** start **

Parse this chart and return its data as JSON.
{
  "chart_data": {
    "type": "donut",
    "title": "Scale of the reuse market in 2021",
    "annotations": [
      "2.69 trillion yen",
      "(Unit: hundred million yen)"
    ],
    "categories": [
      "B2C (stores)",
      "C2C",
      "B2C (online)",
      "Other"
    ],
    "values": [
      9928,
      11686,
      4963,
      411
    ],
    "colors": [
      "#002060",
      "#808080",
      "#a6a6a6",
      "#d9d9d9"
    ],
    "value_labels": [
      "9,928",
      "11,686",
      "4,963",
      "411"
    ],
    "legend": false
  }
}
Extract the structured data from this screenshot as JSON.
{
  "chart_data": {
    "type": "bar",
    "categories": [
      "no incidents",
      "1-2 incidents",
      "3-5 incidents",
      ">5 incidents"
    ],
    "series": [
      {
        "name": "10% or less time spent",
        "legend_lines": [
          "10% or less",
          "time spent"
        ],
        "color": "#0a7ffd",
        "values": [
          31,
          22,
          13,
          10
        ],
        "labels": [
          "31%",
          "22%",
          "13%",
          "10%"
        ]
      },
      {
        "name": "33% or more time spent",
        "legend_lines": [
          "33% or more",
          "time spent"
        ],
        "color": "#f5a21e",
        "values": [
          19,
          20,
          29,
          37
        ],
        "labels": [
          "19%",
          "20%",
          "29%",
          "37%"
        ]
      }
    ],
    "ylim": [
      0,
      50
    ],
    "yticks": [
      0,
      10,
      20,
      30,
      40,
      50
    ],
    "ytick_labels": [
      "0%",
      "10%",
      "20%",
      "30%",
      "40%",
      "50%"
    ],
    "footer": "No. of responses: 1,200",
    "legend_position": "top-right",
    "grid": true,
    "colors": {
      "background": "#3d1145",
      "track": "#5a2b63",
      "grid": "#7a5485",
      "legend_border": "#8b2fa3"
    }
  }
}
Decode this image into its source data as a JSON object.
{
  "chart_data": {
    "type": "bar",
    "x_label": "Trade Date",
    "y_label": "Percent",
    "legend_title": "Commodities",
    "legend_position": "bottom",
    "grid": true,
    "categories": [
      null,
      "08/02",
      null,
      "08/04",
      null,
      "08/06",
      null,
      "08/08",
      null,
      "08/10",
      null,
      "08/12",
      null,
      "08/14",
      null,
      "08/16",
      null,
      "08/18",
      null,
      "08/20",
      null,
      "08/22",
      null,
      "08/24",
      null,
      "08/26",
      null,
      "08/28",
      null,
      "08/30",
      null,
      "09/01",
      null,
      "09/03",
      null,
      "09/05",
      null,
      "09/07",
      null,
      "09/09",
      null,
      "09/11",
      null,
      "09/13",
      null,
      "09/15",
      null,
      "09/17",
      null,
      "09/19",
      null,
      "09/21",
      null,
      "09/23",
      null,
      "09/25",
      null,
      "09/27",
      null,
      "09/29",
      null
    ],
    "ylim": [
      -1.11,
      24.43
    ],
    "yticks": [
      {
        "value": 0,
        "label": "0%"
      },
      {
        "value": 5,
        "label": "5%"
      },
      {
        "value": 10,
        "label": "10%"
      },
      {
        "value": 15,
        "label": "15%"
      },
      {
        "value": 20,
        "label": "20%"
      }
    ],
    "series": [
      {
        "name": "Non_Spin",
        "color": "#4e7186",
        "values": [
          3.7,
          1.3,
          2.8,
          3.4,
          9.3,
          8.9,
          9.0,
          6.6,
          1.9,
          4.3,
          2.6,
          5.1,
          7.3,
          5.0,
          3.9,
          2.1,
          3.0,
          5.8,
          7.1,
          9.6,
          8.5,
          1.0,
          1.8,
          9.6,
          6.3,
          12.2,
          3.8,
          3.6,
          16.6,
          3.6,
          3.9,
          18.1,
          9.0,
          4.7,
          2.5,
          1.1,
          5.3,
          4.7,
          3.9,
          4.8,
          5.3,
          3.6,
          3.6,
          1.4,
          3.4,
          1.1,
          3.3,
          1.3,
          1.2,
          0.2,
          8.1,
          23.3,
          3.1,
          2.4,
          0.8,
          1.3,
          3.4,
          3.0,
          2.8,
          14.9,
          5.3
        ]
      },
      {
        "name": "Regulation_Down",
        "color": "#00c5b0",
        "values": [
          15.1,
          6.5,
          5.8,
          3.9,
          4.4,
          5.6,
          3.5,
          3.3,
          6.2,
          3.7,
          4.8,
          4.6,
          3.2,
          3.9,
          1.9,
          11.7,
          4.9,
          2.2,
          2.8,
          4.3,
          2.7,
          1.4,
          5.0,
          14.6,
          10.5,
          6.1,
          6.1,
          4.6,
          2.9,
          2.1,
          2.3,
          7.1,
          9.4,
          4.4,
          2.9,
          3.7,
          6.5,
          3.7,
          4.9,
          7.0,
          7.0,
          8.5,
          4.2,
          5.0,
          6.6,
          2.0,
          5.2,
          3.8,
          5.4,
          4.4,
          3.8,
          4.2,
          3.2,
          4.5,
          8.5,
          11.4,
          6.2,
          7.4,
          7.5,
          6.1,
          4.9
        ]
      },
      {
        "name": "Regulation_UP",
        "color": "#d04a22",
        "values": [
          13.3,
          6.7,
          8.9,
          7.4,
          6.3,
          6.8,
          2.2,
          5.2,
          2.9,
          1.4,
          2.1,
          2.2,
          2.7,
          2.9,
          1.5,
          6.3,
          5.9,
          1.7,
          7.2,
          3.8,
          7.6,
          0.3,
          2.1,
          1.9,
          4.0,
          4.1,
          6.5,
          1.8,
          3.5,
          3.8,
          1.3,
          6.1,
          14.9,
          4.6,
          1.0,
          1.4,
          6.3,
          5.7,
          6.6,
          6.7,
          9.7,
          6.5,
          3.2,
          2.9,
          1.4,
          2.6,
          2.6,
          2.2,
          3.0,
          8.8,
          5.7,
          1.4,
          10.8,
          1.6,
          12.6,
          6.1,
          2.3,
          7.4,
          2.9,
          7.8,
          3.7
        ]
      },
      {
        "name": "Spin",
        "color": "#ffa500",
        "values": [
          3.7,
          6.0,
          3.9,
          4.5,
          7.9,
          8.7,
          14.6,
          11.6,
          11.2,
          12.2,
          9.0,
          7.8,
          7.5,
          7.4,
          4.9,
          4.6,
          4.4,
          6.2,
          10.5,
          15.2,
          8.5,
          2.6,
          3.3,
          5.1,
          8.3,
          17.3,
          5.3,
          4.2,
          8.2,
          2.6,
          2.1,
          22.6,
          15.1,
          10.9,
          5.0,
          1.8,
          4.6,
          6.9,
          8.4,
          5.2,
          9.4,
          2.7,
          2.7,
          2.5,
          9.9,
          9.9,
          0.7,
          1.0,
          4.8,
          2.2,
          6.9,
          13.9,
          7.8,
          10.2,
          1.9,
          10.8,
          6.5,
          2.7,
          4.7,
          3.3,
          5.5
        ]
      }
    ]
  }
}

** end **

▶ Brief
Which lines in the data above contain "time"? Show each one.

▶ Output for this exercise
        "name": "10% or less time spent",
          "time spent"
        "name": "33% or more time spent",
          "time spent"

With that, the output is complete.